Short task:
Extract all records. Keep each one exact.

## start Data shown

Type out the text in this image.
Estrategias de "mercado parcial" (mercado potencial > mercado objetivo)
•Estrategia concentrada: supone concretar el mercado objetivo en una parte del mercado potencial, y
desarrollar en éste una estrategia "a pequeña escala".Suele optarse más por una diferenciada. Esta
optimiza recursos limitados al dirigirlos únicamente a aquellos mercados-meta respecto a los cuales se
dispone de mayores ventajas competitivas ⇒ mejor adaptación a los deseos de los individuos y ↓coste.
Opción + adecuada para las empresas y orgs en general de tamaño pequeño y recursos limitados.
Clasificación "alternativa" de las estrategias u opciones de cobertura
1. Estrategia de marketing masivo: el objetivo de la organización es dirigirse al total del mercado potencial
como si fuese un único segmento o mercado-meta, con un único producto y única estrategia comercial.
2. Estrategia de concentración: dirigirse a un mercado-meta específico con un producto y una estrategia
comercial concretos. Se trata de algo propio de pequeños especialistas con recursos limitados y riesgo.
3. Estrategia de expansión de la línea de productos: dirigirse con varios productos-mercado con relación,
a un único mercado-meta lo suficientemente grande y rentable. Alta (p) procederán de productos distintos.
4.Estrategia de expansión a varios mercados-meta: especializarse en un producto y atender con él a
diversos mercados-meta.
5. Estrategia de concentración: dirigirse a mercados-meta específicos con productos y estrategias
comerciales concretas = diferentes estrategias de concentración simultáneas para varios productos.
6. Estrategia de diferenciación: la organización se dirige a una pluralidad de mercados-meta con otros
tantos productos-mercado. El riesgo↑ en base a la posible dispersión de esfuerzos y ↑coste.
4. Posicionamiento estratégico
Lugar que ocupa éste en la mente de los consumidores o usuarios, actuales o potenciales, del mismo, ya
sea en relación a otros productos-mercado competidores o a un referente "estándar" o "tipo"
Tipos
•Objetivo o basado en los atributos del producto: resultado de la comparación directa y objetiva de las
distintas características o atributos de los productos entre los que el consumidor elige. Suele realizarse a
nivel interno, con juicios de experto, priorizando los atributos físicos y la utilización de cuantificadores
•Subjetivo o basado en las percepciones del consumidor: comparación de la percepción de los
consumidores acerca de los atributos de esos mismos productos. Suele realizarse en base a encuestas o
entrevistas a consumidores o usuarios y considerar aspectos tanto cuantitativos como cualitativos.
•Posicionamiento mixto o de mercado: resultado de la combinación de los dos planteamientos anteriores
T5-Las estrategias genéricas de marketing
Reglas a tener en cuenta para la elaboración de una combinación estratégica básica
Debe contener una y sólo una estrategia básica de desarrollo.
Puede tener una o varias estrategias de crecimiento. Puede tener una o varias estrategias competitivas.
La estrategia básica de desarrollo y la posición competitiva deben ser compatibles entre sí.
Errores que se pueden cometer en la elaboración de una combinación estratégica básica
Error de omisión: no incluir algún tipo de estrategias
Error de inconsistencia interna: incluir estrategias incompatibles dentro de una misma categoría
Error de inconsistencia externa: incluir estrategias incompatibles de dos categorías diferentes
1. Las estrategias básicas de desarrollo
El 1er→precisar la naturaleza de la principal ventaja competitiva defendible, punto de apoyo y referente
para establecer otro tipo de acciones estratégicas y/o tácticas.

## end Data shown

Reply:
Type out the text in this image.
Estrategias de "mercado parcial" (mercado potencial > mercado objetivo)
•Estrategia concentrada: supone concretar el mercado objetivo en una parte del mercado potencial, y
desarrollar en éste una estrategia "a pequeña escala".Suele optarse más por una diferenciada. Esta
optimiza recursos limitados al dirigirlos únicamente a aquellos mercados-meta respecto a los cuales se
dispone de mayores ventajas competitivas ⇒ mejor adaptación a los deseos de los individuos y ↓coste.
Opción + adecuada para las empresas y orgs en general de tamaño pequeño y recursos limitados.
Clasificación "alternativa" de las estrategias u opciones de cobertura
1. Estrategia de marketing masivo: el objetivo de la organización es dirigirse al total del mercado potencial
como si fuese un único segmento o mercado-meta, con un único producto y única estrategia comercial.
2. Estrategia de concentración: dirigirse a un mercado-meta específico con un producto y una estrategia
comercial concretos. Se trata de algo propio de pequeños especialistas con recursos limitados y riesgo.
3. Estrategia de expansión de la línea de productos: dirigirse con varios productos-mercado con relación,
a un único mercado-meta lo suficientemente grande y rentable. Alta (p) procederán de productos distintos.
4.Estrategia de expansión a varios mercados-meta: especializarse en un producto y atender con él a
diversos mercados-meta.
5. Estrategia de concentración: dirigirse a mercados-meta específicos con productos y estrategias
comerciales concretas = diferentes estrategias de concentración simultáneas para varios productos.
6. Estrategia de diferenciación: la organización se dirige a una pluralidad de mercados-meta con otros
tantos productos-mercado. El riesgo↑ en base a la posible dispersión de esfuerzos y ↑coste.
4. Posicionamiento estratégico
Lugar que ocupa éste en la mente de los consumidores o usuarios, actuales o potenciales, del mismo, ya
sea en relación a otros productos-mercado competidores o a un referente "estándar" o "tipo"
Tipos
•Objetivo o basado en los atributos del producto: resultado de la comparación directa y objetiva de las
distintas características o atributos de los productos entre los que el consumidor elige. Suele realizarse a
nivel interno, con juicios de experto, priorizando los atributos físicos y la utilización de cuantificadores
•Subjetivo o basado en las percepciones del consumidor: comparación de la percepción de los
consumidores acerca de los atributos de esos mismos productos. Suele realizarse en base a encuestas o
entrevistas a consumidores o usuarios y considerar aspectos tanto cuantitativos como cualitativos.
•Posicionamiento mixto o de mercado: resultado de la combinación de los dos planteamientos anteriores
T5-Las estrategias genéricas de marketing
Reglas a tener en cuenta para la elaboración de una combinación estratégica básica
Debe contener una y sólo una estrategia básica de desarrollo.
Puede tener una o varias estrategias de crecimiento. Puede tener una o varias estrategias competitivas.
La estrategia básica de desarrollo y la posición competitiva deben ser compatibles entre sí.
Errores que se pueden cometer en la elaboración de una combinación estratégica básica
Error de omisión: no incluir algún tipo de estrategias
Error de inconsistencia interna: incluir estrategias incompatibles dentro de una misma categoría
Error de inconsistencia externa: incluir estrategias incompatibles de dos categorías diferentes
1. Las estrategias básicas de desarrollo
El 1er→precisar la naturaleza de la principal ventaja competitiva defendible, punto de apoyo y referente
para establecer otro tipo de acciones estratégicas y/o tácticas.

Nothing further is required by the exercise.